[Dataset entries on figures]
- - - -

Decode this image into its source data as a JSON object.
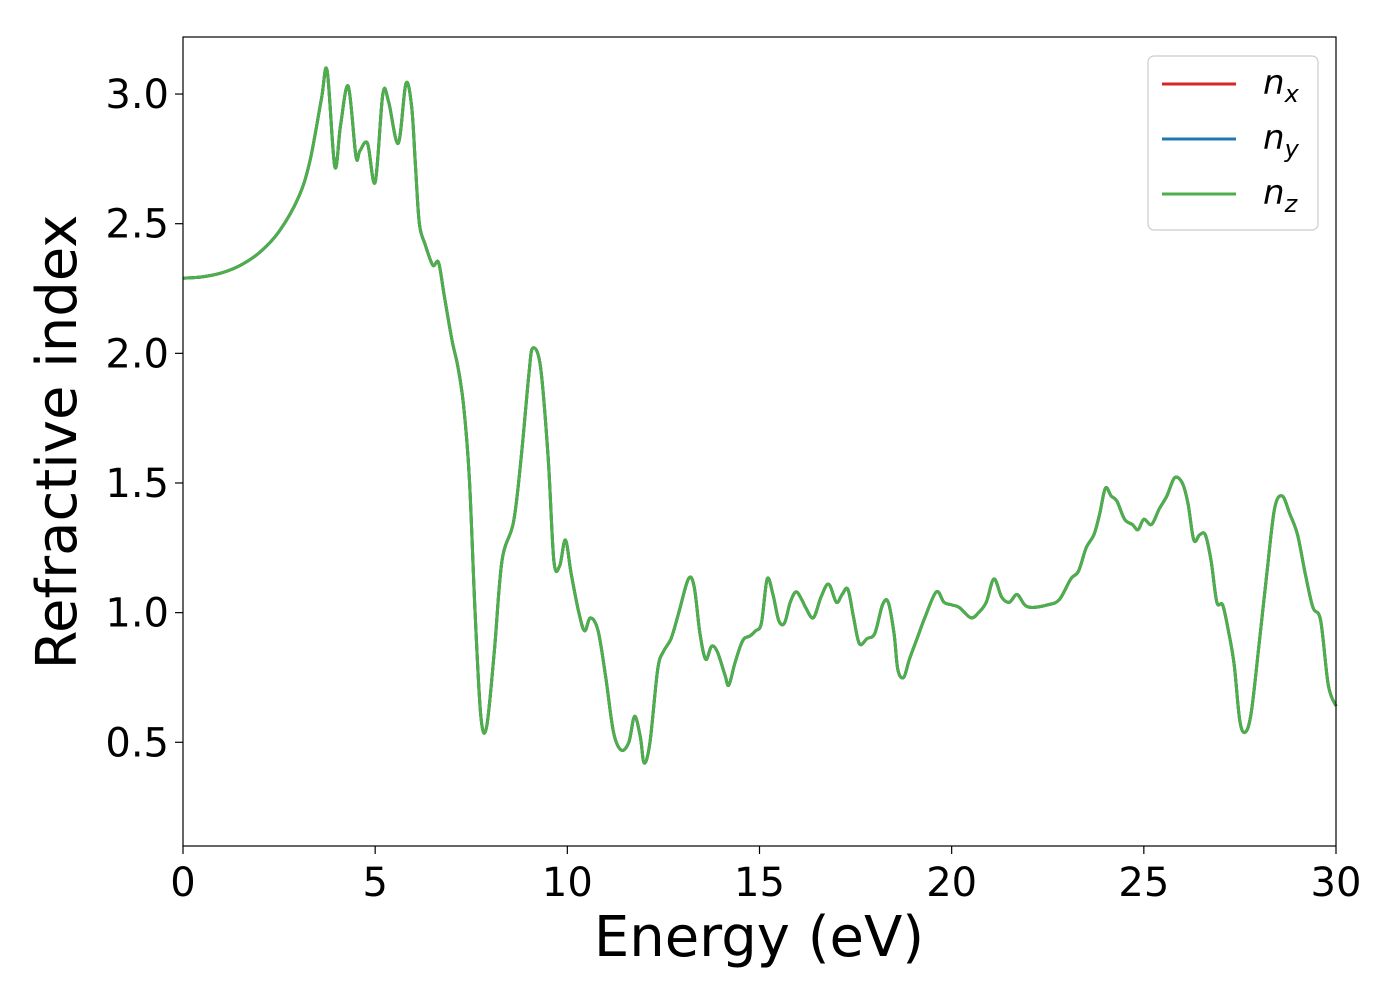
{
  "chart_data": {
    "type": "line",
    "xlabel": "Energy (eV)",
    "ylabel": "Refractive index",
    "xlim": [
      0,
      30
    ],
    "ylim": [
      0.1,
      3.22
    ],
    "xticks": [
      0,
      5,
      10,
      15,
      20,
      25,
      30
    ],
    "xtick_labels": [
      "0",
      "5",
      "10",
      "15",
      "20",
      "25",
      "30"
    ],
    "yticks": [
      0.5,
      1.0,
      1.5,
      2.0,
      2.5,
      3.0
    ],
    "ytick_labels": [
      "0.5",
      "1.0",
      "1.5",
      "2.0",
      "2.5",
      "3.0"
    ],
    "grid": false,
    "legend": {
      "position": "top-right",
      "entries": [
        {
          "base": "n",
          "sub": "x",
          "color": "#d62728"
        },
        {
          "base": "n",
          "sub": "y",
          "color": "#1f77b4"
        },
        {
          "base": "n",
          "sub": "z",
          "color": "#4daf4a"
        }
      ]
    },
    "x": [
      0,
      0.5,
      1.0,
      1.5,
      2.0,
      2.5,
      3.0,
      3.3,
      3.6,
      3.75,
      3.95,
      4.1,
      4.3,
      4.5,
      4.6,
      4.8,
      5.0,
      5.2,
      5.35,
      5.6,
      5.8,
      5.95,
      6.05,
      6.15,
      6.3,
      6.5,
      6.65,
      6.8,
      7.0,
      7.15,
      7.3,
      7.45,
      7.6,
      7.75,
      7.9,
      8.1,
      8.3,
      8.6,
      8.8,
      9.0,
      9.1,
      9.3,
      9.5,
      9.65,
      9.8,
      9.95,
      10.1,
      10.3,
      10.45,
      10.6,
      10.8,
      11.0,
      11.2,
      11.4,
      11.6,
      11.75,
      11.9,
      12.0,
      12.15,
      12.35,
      12.5,
      12.7,
      12.9,
      13.15,
      13.3,
      13.45,
      13.6,
      13.75,
      13.9,
      14.1,
      14.2,
      14.35,
      14.5,
      14.6,
      14.75,
      14.9,
      15.05,
      15.2,
      15.35,
      15.5,
      15.65,
      15.8,
      15.95,
      16.1,
      16.2,
      16.4,
      16.6,
      16.8,
      17.0,
      17.15,
      17.3,
      17.45,
      17.6,
      17.8,
      18.0,
      18.2,
      18.35,
      18.5,
      18.6,
      18.75,
      18.9,
      19.1,
      19.3,
      19.6,
      19.8,
      20.0,
      20.2,
      20.5,
      20.7,
      20.9,
      21.1,
      21.3,
      21.5,
      21.7,
      21.9,
      22.1,
      22.5,
      22.8,
      23.1,
      23.3,
      23.5,
      23.7,
      23.85,
      24.0,
      24.15,
      24.3,
      24.5,
      24.7,
      24.85,
      25.0,
      25.2,
      25.4,
      25.6,
      25.8,
      26.0,
      26.15,
      26.3,
      26.45,
      26.6,
      26.75,
      26.9,
      27.05,
      27.2,
      27.35,
      27.5,
      27.65,
      27.8,
      28.0,
      28.2,
      28.4,
      28.6,
      28.8,
      29.0,
      29.2,
      29.4,
      29.6,
      29.8,
      30.0
    ],
    "series": [
      {
        "name": "n_x",
        "values": [
          2.29,
          2.295,
          2.31,
          2.34,
          2.39,
          2.47,
          2.6,
          2.74,
          2.98,
          3.09,
          2.72,
          2.88,
          3.03,
          2.76,
          2.78,
          2.81,
          2.66,
          3.0,
          2.97,
          2.81,
          3.04,
          2.95,
          2.72,
          2.5,
          2.42,
          2.34,
          2.35,
          2.22,
          2.05,
          1.95,
          1.8,
          1.52,
          1.0,
          0.6,
          0.56,
          0.85,
          1.2,
          1.35,
          1.6,
          1.92,
          2.02,
          1.95,
          1.6,
          1.2,
          1.18,
          1.28,
          1.15,
          1.0,
          0.93,
          0.98,
          0.93,
          0.75,
          0.54,
          0.47,
          0.5,
          0.6,
          0.52,
          0.42,
          0.5,
          0.78,
          0.85,
          0.9,
          1.0,
          1.13,
          1.1,
          0.92,
          0.82,
          0.87,
          0.85,
          0.76,
          0.72,
          0.8,
          0.87,
          0.9,
          0.91,
          0.93,
          0.96,
          1.13,
          1.07,
          0.97,
          0.96,
          1.04,
          1.08,
          1.05,
          1.02,
          0.98,
          1.06,
          1.11,
          1.04,
          1.07,
          1.09,
          0.98,
          0.88,
          0.9,
          0.92,
          1.03,
          1.04,
          0.92,
          0.78,
          0.75,
          0.82,
          0.9,
          0.98,
          1.08,
          1.04,
          1.03,
          1.02,
          0.98,
          1.0,
          1.04,
          1.13,
          1.06,
          1.04,
          1.07,
          1.03,
          1.02,
          1.03,
          1.05,
          1.13,
          1.16,
          1.25,
          1.3,
          1.38,
          1.48,
          1.45,
          1.43,
          1.36,
          1.34,
          1.32,
          1.36,
          1.34,
          1.4,
          1.45,
          1.52,
          1.5,
          1.42,
          1.28,
          1.3,
          1.3,
          1.2,
          1.04,
          1.03,
          0.93,
          0.8,
          0.58,
          0.54,
          0.62,
          0.88,
          1.15,
          1.4,
          1.45,
          1.38,
          1.3,
          1.15,
          1.02,
          0.97,
          0.72,
          0.64
        ]
      },
      {
        "name": "n_y",
        "values": [
          2.29,
          2.295,
          2.31,
          2.34,
          2.39,
          2.47,
          2.6,
          2.74,
          2.98,
          3.09,
          2.72,
          2.88,
          3.03,
          2.76,
          2.78,
          2.81,
          2.66,
          3.0,
          2.97,
          2.81,
          3.04,
          2.95,
          2.72,
          2.5,
          2.42,
          2.34,
          2.35,
          2.22,
          2.05,
          1.95,
          1.8,
          1.52,
          1.0,
          0.6,
          0.56,
          0.85,
          1.2,
          1.35,
          1.6,
          1.92,
          2.02,
          1.95,
          1.6,
          1.2,
          1.18,
          1.28,
          1.15,
          1.0,
          0.93,
          0.98,
          0.93,
          0.75,
          0.54,
          0.47,
          0.5,
          0.6,
          0.52,
          0.42,
          0.5,
          0.78,
          0.85,
          0.9,
          1.0,
          1.13,
          1.1,
          0.92,
          0.82,
          0.87,
          0.85,
          0.76,
          0.72,
          0.8,
          0.87,
          0.9,
          0.91,
          0.93,
          0.96,
          1.13,
          1.07,
          0.97,
          0.96,
          1.04,
          1.08,
          1.05,
          1.02,
          0.98,
          1.06,
          1.11,
          1.04,
          1.07,
          1.09,
          0.98,
          0.88,
          0.9,
          0.92,
          1.03,
          1.04,
          0.92,
          0.78,
          0.75,
          0.82,
          0.9,
          0.98,
          1.08,
          1.04,
          1.03,
          1.02,
          0.98,
          1.0,
          1.04,
          1.13,
          1.06,
          1.04,
          1.07,
          1.03,
          1.02,
          1.03,
          1.05,
          1.13,
          1.16,
          1.25,
          1.3,
          1.38,
          1.48,
          1.45,
          1.43,
          1.36,
          1.34,
          1.32,
          1.36,
          1.34,
          1.4,
          1.45,
          1.52,
          1.5,
          1.42,
          1.28,
          1.3,
          1.3,
          1.2,
          1.04,
          1.03,
          0.93,
          0.8,
          0.58,
          0.54,
          0.62,
          0.88,
          1.15,
          1.4,
          1.45,
          1.38,
          1.3,
          1.15,
          1.02,
          0.97,
          0.72,
          0.64
        ]
      },
      {
        "name": "n_z",
        "values": [
          2.29,
          2.295,
          2.31,
          2.34,
          2.39,
          2.47,
          2.6,
          2.74,
          2.98,
          3.09,
          2.72,
          2.88,
          3.03,
          2.76,
          2.78,
          2.81,
          2.66,
          3.0,
          2.97,
          2.81,
          3.04,
          2.95,
          2.72,
          2.5,
          2.42,
          2.34,
          2.35,
          2.22,
          2.05,
          1.95,
          1.8,
          1.52,
          1.0,
          0.6,
          0.56,
          0.85,
          1.2,
          1.35,
          1.6,
          1.92,
          2.02,
          1.95,
          1.6,
          1.2,
          1.18,
          1.28,
          1.15,
          1.0,
          0.93,
          0.98,
          0.93,
          0.75,
          0.54,
          0.47,
          0.5,
          0.6,
          0.52,
          0.42,
          0.5,
          0.78,
          0.85,
          0.9,
          1.0,
          1.13,
          1.1,
          0.92,
          0.82,
          0.87,
          0.85,
          0.76,
          0.72,
          0.8,
          0.87,
          0.9,
          0.91,
          0.93,
          0.96,
          1.13,
          1.07,
          0.97,
          0.96,
          1.04,
          1.08,
          1.05,
          1.02,
          0.98,
          1.06,
          1.11,
          1.04,
          1.07,
          1.09,
          0.98,
          0.88,
          0.9,
          0.92,
          1.03,
          1.04,
          0.92,
          0.78,
          0.75,
          0.82,
          0.9,
          0.98,
          1.08,
          1.04,
          1.03,
          1.02,
          0.98,
          1.0,
          1.04,
          1.13,
          1.06,
          1.04,
          1.07,
          1.03,
          1.02,
          1.03,
          1.05,
          1.13,
          1.16,
          1.25,
          1.3,
          1.38,
          1.48,
          1.45,
          1.43,
          1.36,
          1.34,
          1.32,
          1.36,
          1.34,
          1.4,
          1.45,
          1.52,
          1.5,
          1.42,
          1.28,
          1.3,
          1.3,
          1.2,
          1.04,
          1.03,
          0.93,
          0.8,
          0.58,
          0.54,
          0.62,
          0.88,
          1.15,
          1.4,
          1.45,
          1.38,
          1.3,
          1.15,
          1.02,
          0.97,
          0.72,
          0.64
        ]
      }
    ]
  }
}
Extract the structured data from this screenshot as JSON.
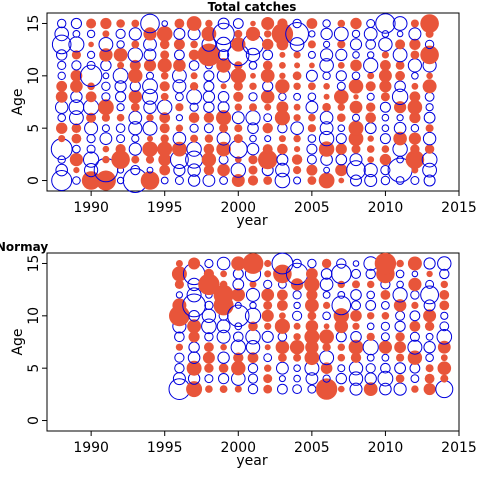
{
  "chart_data": [
    {
      "type": "scatter",
      "title": "Total catches",
      "xlabel": "year",
      "ylabel": "Age",
      "xlim": [
        1987,
        2015
      ],
      "ylim": [
        -1,
        16
      ],
      "xticks": [
        1990,
        1995,
        2000,
        2005,
        2010,
        2015
      ],
      "yticks": [
        0,
        5,
        10,
        15
      ],
      "years": [
        1988,
        1989,
        1990,
        1991,
        1992,
        1993,
        1994,
        1995,
        1996,
        1997,
        1998,
        1999,
        2000,
        2001,
        2002,
        2003,
        2004,
        2005,
        2006,
        2007,
        2008,
        2009,
        2010,
        2011,
        2012,
        2013
      ],
      "ages": [
        0,
        1,
        2,
        3,
        4,
        5,
        6,
        7,
        8,
        9,
        10,
        11,
        12,
        13,
        14,
        15
      ],
      "positive_color": "#e8553a",
      "negative_color": "#0000dd",
      "marker_legend": "filled = positive residual, open = negative residual",
      "seed": 17,
      "emphasis": [
        {
          "x": 1988,
          "y": 0,
          "r": -0.7
        },
        {
          "x": 1988,
          "y": 3,
          "r": -0.75
        },
        {
          "x": 1988,
          "y": 13,
          "r": -0.6
        },
        {
          "x": 1990,
          "y": 10,
          "r": -0.8
        },
        {
          "x": 1991,
          "y": 1,
          "r": -0.95
        },
        {
          "x": 1990,
          "y": 0,
          "r": 0.6
        },
        {
          "x": 1991,
          "y": 0,
          "r": 0.7
        },
        {
          "x": 1992,
          "y": 2,
          "r": 0.6
        },
        {
          "x": 1993,
          "y": 0,
          "r": -1.0
        },
        {
          "x": 1994,
          "y": 0,
          "r": 0.6
        },
        {
          "x": 1994,
          "y": 15,
          "r": -0.6
        },
        {
          "x": 1998,
          "y": 12,
          "r": 0.9
        },
        {
          "x": 1999,
          "y": 14,
          "r": -0.8
        },
        {
          "x": 2000,
          "y": 12,
          "r": -0.8
        },
        {
          "x": 2001,
          "y": 13,
          "r": -0.75
        },
        {
          "x": 2002,
          "y": 2,
          "r": 0.65
        },
        {
          "x": 2003,
          "y": 14,
          "r": 0.8
        },
        {
          "x": 2004,
          "y": 14,
          "r": -0.9
        },
        {
          "x": 2008,
          "y": 1,
          "r": -0.6
        },
        {
          "x": 2010,
          "y": 15,
          "r": -0.65
        },
        {
          "x": 2011,
          "y": 1,
          "r": -1.0
        },
        {
          "x": 2012,
          "y": 2,
          "r": 0.6
        },
        {
          "x": 2013,
          "y": 12,
          "r": 0.6
        },
        {
          "x": 2013,
          "y": 15,
          "r": 0.6
        },
        {
          "x": 1997,
          "y": 2,
          "r": -0.5
        },
        {
          "x": 1996,
          "y": 2,
          "r": -0.55
        },
        {
          "x": 2000,
          "y": 3,
          "r": -0.55
        }
      ]
    },
    {
      "type": "scatter",
      "title": "Normay",
      "xlabel": "year",
      "ylabel": "Age",
      "xlim": [
        1987,
        2015
      ],
      "ylim": [
        -1,
        16
      ],
      "xticks": [
        1990,
        1995,
        2000,
        2005,
        2010,
        2015
      ],
      "yticks": [
        0,
        5,
        10,
        15
      ],
      "years": [
        1996,
        1997,
        1998,
        1999,
        2000,
        2001,
        2002,
        2003,
        2004,
        2005,
        2006,
        2007,
        2008,
        2009,
        2010,
        2011,
        2012,
        2013,
        2014
      ],
      "ages": [
        3,
        4,
        5,
        6,
        7,
        8,
        9,
        10,
        11,
        12,
        13,
        14,
        15
      ],
      "positive_color": "#e8553a",
      "negative_color": "#0000dd",
      "marker_legend": "filled = positive residual, open = negative residual",
      "seed": 91,
      "emphasis": [
        {
          "x": 1996,
          "y": 3,
          "r": -0.75
        },
        {
          "x": 1996,
          "y": 10,
          "r": 0.75
        },
        {
          "x": 1997,
          "y": 14,
          "r": -0.8
        },
        {
          "x": 1997,
          "y": 11,
          "r": -0.9
        },
        {
          "x": 1998,
          "y": 13,
          "r": 0.8
        },
        {
          "x": 1999,
          "y": 12,
          "r": 0.7
        },
        {
          "x": 1999,
          "y": 11,
          "r": 0.7
        },
        {
          "x": 2000,
          "y": 10,
          "r": -0.8
        },
        {
          "x": 2001,
          "y": 15,
          "r": 0.75
        },
        {
          "x": 2003,
          "y": 15,
          "r": -0.75
        },
        {
          "x": 2003,
          "y": 14,
          "r": 0.6
        },
        {
          "x": 2004,
          "y": 14,
          "r": -0.8
        },
        {
          "x": 2006,
          "y": 3,
          "r": 0.8
        },
        {
          "x": 2007,
          "y": 14,
          "r": -0.65
        },
        {
          "x": 2007,
          "y": 11,
          "r": -0.6
        },
        {
          "x": 2010,
          "y": 15,
          "r": 0.8
        },
        {
          "x": 2010,
          "y": 14,
          "r": 0.6
        },
        {
          "x": 2013,
          "y": 12,
          "r": -0.55
        },
        {
          "x": 2014,
          "y": 3,
          "r": -0.5
        }
      ]
    }
  ]
}
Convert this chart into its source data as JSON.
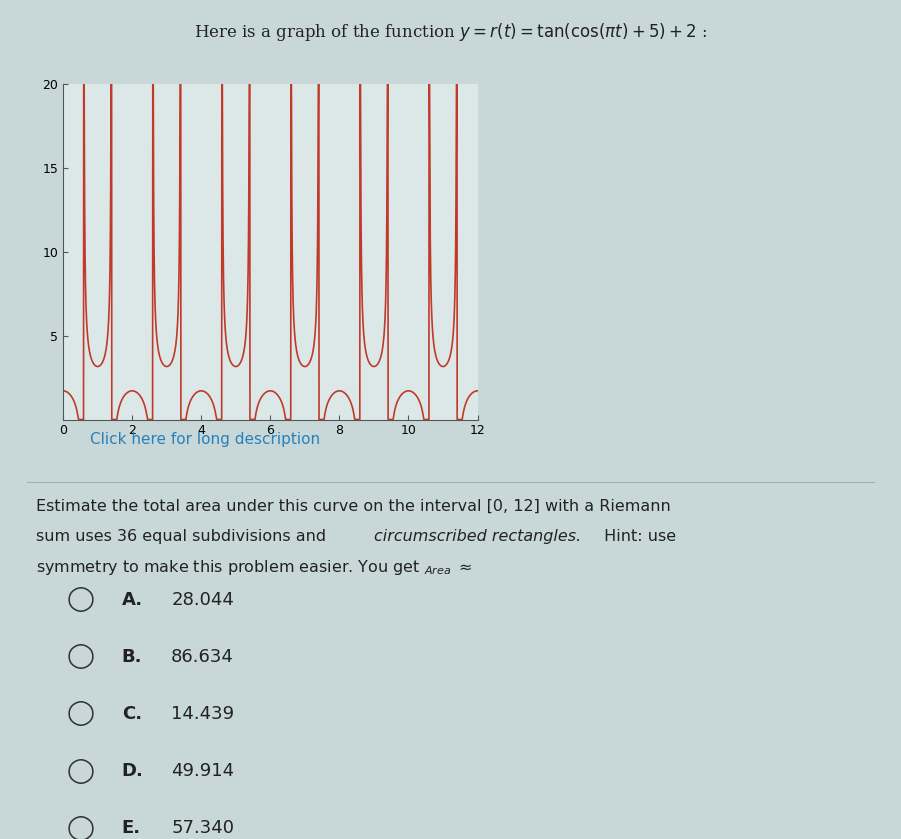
{
  "func_xlim": [
    0,
    12
  ],
  "func_ylim": [
    0,
    20
  ],
  "func_xticks": [
    0,
    2,
    4,
    6,
    8,
    10,
    12
  ],
  "func_yticks": [
    5,
    10,
    15,
    20
  ],
  "curve_color": "#c0392b",
  "link_text": "Click here for long description",
  "link_color": "#2980b9",
  "choices": [
    {
      "label": "A.",
      "value": "28.044"
    },
    {
      "label": "B.",
      "value": "86.634"
    },
    {
      "label": "C.",
      "value": "14.439"
    },
    {
      "label": "D.",
      "value": "49.914"
    },
    {
      "label": "E.",
      "value": "57.340"
    }
  ],
  "separator_color": "#aaaaaa",
  "text_color": "#222222",
  "figure_bg": "#c8d8d8",
  "plot_bg": "#dce8e8"
}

- - - -

Exclude the pictures, and output exactly the lines from the one with "Convert this chart" through the last line of the records, both included.

## EXERCISE OUTPUT
Convert this chart into its source data as JSON.
{
  "func_xlim": [
    0,
    12
  ],
  "func_ylim": [
    0,
    20
  ],
  "func_xticks": [
    0,
    2,
    4,
    6,
    8,
    10,
    12
  ],
  "func_yticks": [
    5,
    10,
    15,
    20
  ],
  "curve_color": "#c0392b",
  "link_text": "Click here for long description",
  "link_color": "#2980b9",
  "choices": [
    {
      "label": "A.",
      "value": "28.044"
    },
    {
      "label": "B.",
      "value": "86.634"
    },
    {
      "label": "C.",
      "value": "14.439"
    },
    {
      "label": "D.",
      "value": "49.914"
    },
    {
      "label": "E.",
      "value": "57.340"
    }
  ],
  "separator_color": "#aaaaaa",
  "text_color": "#222222",
  "figure_bg": "#c8d8d8",
  "plot_bg": "#dce8e8"
}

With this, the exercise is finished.